▶ **What you will do**: Repeat, line for line, the entries printed below.

▶ **Dataset entries**:
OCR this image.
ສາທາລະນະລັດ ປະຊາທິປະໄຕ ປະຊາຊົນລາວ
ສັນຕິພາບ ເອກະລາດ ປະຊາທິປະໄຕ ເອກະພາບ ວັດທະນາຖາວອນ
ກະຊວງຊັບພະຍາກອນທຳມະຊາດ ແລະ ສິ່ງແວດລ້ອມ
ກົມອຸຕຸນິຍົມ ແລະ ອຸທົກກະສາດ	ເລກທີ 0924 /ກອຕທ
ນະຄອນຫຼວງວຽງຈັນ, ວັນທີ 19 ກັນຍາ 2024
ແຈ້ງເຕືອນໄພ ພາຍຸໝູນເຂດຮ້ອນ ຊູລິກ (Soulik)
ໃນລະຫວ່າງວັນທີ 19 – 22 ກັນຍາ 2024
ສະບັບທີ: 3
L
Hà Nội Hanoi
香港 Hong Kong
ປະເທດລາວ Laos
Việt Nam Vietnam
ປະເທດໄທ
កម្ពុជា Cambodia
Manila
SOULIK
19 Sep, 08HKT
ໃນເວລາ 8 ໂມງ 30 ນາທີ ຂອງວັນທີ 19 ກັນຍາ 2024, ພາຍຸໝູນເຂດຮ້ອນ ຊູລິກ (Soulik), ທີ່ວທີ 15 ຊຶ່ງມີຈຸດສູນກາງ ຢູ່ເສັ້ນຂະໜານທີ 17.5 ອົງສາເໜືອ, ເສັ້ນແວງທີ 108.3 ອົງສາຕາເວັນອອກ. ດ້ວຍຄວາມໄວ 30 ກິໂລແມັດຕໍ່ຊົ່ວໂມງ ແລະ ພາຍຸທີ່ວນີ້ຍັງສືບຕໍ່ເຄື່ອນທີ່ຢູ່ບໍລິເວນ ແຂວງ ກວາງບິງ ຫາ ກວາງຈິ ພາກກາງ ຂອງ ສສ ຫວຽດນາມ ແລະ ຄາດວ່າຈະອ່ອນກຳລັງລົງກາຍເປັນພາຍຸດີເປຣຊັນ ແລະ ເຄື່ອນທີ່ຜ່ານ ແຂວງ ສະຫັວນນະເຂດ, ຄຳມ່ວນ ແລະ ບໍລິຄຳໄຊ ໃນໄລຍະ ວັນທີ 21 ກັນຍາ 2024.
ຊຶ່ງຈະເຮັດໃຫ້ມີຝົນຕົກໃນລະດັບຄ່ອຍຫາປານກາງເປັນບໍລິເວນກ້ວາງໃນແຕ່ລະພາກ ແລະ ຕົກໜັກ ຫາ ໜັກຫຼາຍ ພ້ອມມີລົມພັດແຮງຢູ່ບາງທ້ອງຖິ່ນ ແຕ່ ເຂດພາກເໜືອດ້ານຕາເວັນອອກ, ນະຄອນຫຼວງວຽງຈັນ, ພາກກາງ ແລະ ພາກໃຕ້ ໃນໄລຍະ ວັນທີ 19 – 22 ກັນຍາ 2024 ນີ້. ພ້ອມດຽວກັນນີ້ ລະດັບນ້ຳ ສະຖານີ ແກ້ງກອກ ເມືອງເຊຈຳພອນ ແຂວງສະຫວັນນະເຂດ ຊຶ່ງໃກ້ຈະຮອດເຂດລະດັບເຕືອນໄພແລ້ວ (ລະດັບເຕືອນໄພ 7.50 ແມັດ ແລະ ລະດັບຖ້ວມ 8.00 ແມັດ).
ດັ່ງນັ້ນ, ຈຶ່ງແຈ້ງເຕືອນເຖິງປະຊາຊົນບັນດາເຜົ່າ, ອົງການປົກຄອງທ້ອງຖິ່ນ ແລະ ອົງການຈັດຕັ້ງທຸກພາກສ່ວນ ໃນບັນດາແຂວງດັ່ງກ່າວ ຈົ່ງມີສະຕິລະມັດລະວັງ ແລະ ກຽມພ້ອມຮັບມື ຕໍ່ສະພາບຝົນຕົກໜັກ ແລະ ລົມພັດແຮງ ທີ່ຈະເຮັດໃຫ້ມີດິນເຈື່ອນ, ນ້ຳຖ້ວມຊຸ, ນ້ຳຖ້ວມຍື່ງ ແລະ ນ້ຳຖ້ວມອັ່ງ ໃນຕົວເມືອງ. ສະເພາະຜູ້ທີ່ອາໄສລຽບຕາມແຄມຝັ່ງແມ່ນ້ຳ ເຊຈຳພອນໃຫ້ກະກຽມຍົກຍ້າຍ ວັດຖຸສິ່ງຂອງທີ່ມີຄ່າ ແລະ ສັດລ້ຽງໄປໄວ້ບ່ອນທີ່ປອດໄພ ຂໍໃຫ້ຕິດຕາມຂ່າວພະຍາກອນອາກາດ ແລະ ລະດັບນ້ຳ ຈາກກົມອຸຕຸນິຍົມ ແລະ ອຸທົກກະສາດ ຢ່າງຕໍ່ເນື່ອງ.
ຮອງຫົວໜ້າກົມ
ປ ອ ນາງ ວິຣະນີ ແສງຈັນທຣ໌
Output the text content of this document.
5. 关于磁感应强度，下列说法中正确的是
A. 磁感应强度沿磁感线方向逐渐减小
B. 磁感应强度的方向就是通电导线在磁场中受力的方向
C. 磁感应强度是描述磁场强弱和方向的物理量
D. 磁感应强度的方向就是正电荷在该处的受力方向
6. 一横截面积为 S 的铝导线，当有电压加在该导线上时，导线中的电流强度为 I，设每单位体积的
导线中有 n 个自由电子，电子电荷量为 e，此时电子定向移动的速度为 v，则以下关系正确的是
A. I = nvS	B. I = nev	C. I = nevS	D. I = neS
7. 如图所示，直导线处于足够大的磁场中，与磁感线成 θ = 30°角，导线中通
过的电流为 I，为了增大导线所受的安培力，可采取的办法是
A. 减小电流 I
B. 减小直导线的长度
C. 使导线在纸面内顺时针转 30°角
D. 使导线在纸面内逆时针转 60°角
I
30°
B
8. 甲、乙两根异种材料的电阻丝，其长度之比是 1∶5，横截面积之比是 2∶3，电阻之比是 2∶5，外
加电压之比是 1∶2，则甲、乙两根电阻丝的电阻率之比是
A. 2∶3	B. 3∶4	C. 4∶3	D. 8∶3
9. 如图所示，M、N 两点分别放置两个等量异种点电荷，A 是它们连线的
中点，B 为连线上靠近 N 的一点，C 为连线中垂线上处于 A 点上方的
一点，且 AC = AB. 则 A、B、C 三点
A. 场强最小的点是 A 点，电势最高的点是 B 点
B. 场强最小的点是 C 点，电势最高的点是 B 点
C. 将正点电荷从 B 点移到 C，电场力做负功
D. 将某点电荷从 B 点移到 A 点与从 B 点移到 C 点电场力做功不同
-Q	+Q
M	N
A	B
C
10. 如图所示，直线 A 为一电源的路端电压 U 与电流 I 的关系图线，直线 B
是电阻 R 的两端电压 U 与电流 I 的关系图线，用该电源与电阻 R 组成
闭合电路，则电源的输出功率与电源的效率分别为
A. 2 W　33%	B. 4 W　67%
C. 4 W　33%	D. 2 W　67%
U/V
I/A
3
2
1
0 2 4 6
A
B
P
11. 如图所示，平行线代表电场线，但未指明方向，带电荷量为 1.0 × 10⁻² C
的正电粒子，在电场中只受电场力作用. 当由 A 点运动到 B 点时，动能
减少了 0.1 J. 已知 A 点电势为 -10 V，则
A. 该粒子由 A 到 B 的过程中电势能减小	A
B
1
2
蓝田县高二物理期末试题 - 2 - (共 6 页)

▶ **Finished exercise**:
OCR this image.
ສາທາລະນະລັດ ປະຊາທິປະໄຕ ປະຊາຊົນລາວ
ສັນຕິພາບ ເອກະລາດ ປະຊາທິປະໄຕ ເອກະພາບ ວັດທະນາຖາວອນ
ກະຊວງຊັບພະຍາກອນທຳມະຊາດ ແລະ ສິ່ງແວດລ້ອມ
ກົມອຸຕຸນິຍົມ ແລະ ອຸທົກກະສາດ	ເລກທີ 0924 /ກອຕທ
ນະຄອນຫຼວງວຽງຈັນ, ວັນທີ 19 ກັນຍາ 2024
ແຈ້ງເຕືອນໄພ ພາຍຸໝູນເຂດຮ້ອນ ຊູລິກ (Soulik)
ໃນລະຫວ່າງວັນທີ 19 – 22 ກັນຍາ 2024
ສະບັບທີ: 3
L
Hà Nội Hanoi
香港 Hong Kong
ປະເທດລາວ Laos
Việt Nam Vietnam
ປະເທດໄທ
កម្ពុជា Cambodia
Manila
SOULIK
19 Sep, 08HKT
ໃນເວລາ 8 ໂມງ 30 ນາທີ ຂອງວັນທີ 19 ກັນຍາ 2024, ພາຍຸໝູນເຂດຮ້ອນ ຊູລິກ (Soulik), ທີ່ວທີ 15 ຊຶ່ງມີຈຸດສູນກາງ ຢູ່ເສັ້ນຂະໜານທີ 17.5 ອົງສາເໜືອ, ເສັ້ນແວງທີ 108.3 ອົງສາຕາເວັນອອກ. ດ້ວຍຄວາມໄວ 30 ກິໂລແມັດຕໍ່ຊົ່ວໂມງ ແລະ ພາຍຸທີ່ວນີ້ຍັງສືບຕໍ່ເຄື່ອນທີ່ຢູ່ບໍລິເວນ ແຂວງ ກວາງບິງ ຫາ ກວາງຈິ ພາກກາງ ຂອງ ສສ ຫວຽດນາມ ແລະ ຄາດວ່າຈະອ່ອນກຳລັງລົງກາຍເປັນພາຍຸດີເປຣຊັນ ແລະ ເຄື່ອນທີ່ຜ່ານ ແຂວງ ສະຫັວນນະເຂດ, ຄຳມ່ວນ ແລະ ບໍລິຄຳໄຊ ໃນໄລຍະ ວັນທີ 21 ກັນຍາ 2024.
ຊຶ່ງຈະເຮັດໃຫ້ມີຝົນຕົກໃນລະດັບຄ່ອຍຫາປານກາງເປັນບໍລິເວນກ້ວາງໃນແຕ່ລະພາກ ແລະ ຕົກໜັກ ຫາ ໜັກຫຼາຍ ພ້ອມມີລົມພັດແຮງຢູ່ບາງທ້ອງຖິ່ນ ແຕ່ ເຂດພາກເໜືອດ້ານຕາເວັນອອກ, ນະຄອນຫຼວງວຽງຈັນ, ພາກກາງ ແລະ ພາກໃຕ້ ໃນໄລຍະ ວັນທີ 19 – 22 ກັນຍາ 2024 ນີ້. ພ້ອມດຽວກັນນີ້ ລະດັບນ້ຳ ສະຖານີ ແກ້ງກອກ ເມືອງເຊຈຳພອນ ແຂວງສະຫວັນນະເຂດ ຊຶ່ງໃກ້ຈະຮອດເຂດລະດັບເຕືອນໄພແລ້ວ (ລະດັບເຕືອນໄພ 7.50 ແມັດ ແລະ ລະດັບຖ້ວມ 8.00 ແມັດ).
ດັ່ງນັ້ນ, ຈຶ່ງແຈ້ງເຕືອນເຖິງປະຊາຊົນບັນດາເຜົ່າ, ອົງການປົກຄອງທ້ອງຖິ່ນ ແລະ ອົງການຈັດຕັ້ງທຸກພາກສ່ວນ ໃນບັນດາແຂວງດັ່ງກ່າວ ຈົ່ງມີສະຕິລະມັດລະວັງ ແລະ ກຽມພ້ອມຮັບມື ຕໍ່ສະພາບຝົນຕົກໜັກ ແລະ ລົມພັດແຮງ ທີ່ຈະເຮັດໃຫ້ມີດິນເຈື່ອນ, ນ້ຳຖ້ວມຊຸ, ນ້ຳຖ້ວມຍື່ງ ແລະ ນ້ຳຖ້ວມອັ່ງ ໃນຕົວເມືອງ. ສະເພາະຜູ້ທີ່ອາໄສລຽບຕາມແຄມຝັ່ງແມ່ນ້ຳ ເຊຈຳພອນໃຫ້ກະກຽມຍົກຍ້າຍ ວັດຖຸສິ່ງຂອງທີ່ມີຄ່າ ແລະ ສັດລ້ຽງໄປໄວ້ບ່ອນທີ່ປອດໄພ ຂໍໃຫ້ຕິດຕາມຂ່າວພະຍາກອນອາກາດ ແລະ ລະດັບນ້ຳ ຈາກກົມອຸຕຸນິຍົມ ແລະ ອຸທົກກະສາດ ຢ່າງຕໍ່ເນື່ອງ.
ຮອງຫົວໜ້າກົມ
ປ ອ ນາງ ວິຣະນີ ແສງຈັນທຣ໌
Output the text content of this document.
5. 关于磁感应强度，下列说法中正确的是
A. 磁感应强度沿磁感线方向逐渐减小
B. 磁感应强度的方向就是通电导线在磁场中受力的方向
C. 磁感应强度是描述磁场强弱和方向的物理量
D. 磁感应强度的方向就是正电荷在该处的受力方向
6. 一横截面积为 S 的铝导线，当有电压加在该导线上时，导线中的电流强度为 I，设每单位体积的
导线中有 n 个自由电子，电子电荷量为 e，此时电子定向移动的速度为 v，则以下关系正确的是
A. I = nvS	B. I = nev	C. I = nevS	D. I = neS
7. 如图所示，直导线处于足够大的磁场中，与磁感线成 θ = 30°角，导线中通
过的电流为 I，为了增大导线所受的安培力，可采取的办法是
A. 减小电流 I
B. 减小直导线的长度
C. 使导线在纸面内顺时针转 30°角
D. 使导线在纸面内逆时针转 60°角
I
30°
B
8. 甲、乙两根异种材料的电阻丝，其长度之比是 1∶5，横截面积之比是 2∶3，电阻之比是 2∶5，外
加电压之比是 1∶2，则甲、乙两根电阻丝的电阻率之比是
A. 2∶3	B. 3∶4	C. 4∶3	D. 8∶3
9. 如图所示，M、N 两点分别放置两个等量异种点电荷，A 是它们连线的
中点，B 为连线上靠近 N 的一点，C 为连线中垂线上处于 A 点上方的
一点，且 AC = AB. 则 A、B、C 三点
A. 场强最小的点是 A 点，电势最高的点是 B 点
B. 场强最小的点是 C 点，电势最高的点是 B 点
C. 将正点电荷从 B 点移到 C，电场力做负功
D. 将某点电荷从 B 点移到 A 点与从 B 点移到 C 点电场力做功不同
-Q	+Q
M	N
A	B
C
10. 如图所示，直线 A 为一电源的路端电压 U 与电流 I 的关系图线，直线 B
是电阻 R 的两端电压 U 与电流 I 的关系图线，用该电源与电阻 R 组成
闭合电路，则电源的输出功率与电源的效率分别为
A. 2 W　33%	B. 4 W　67%
C. 4 W　33%	D. 2 W　67%
U/V
I/A
3
2
1
0 2 4 6
A
B
P
11. 如图所示，平行线代表电场线，但未指明方向，带电荷量为 1.0 × 10⁻² C
的正电粒子，在电场中只受电场力作用. 当由 A 点运动到 B 点时，动能
减少了 0.1 J. 已知 A 点电势为 -10 V，则
A. 该粒子由 A 到 B 的过程中电势能减小	A
B
1
2
蓝田县高二物理期末试题 - 2 - (共 6 页)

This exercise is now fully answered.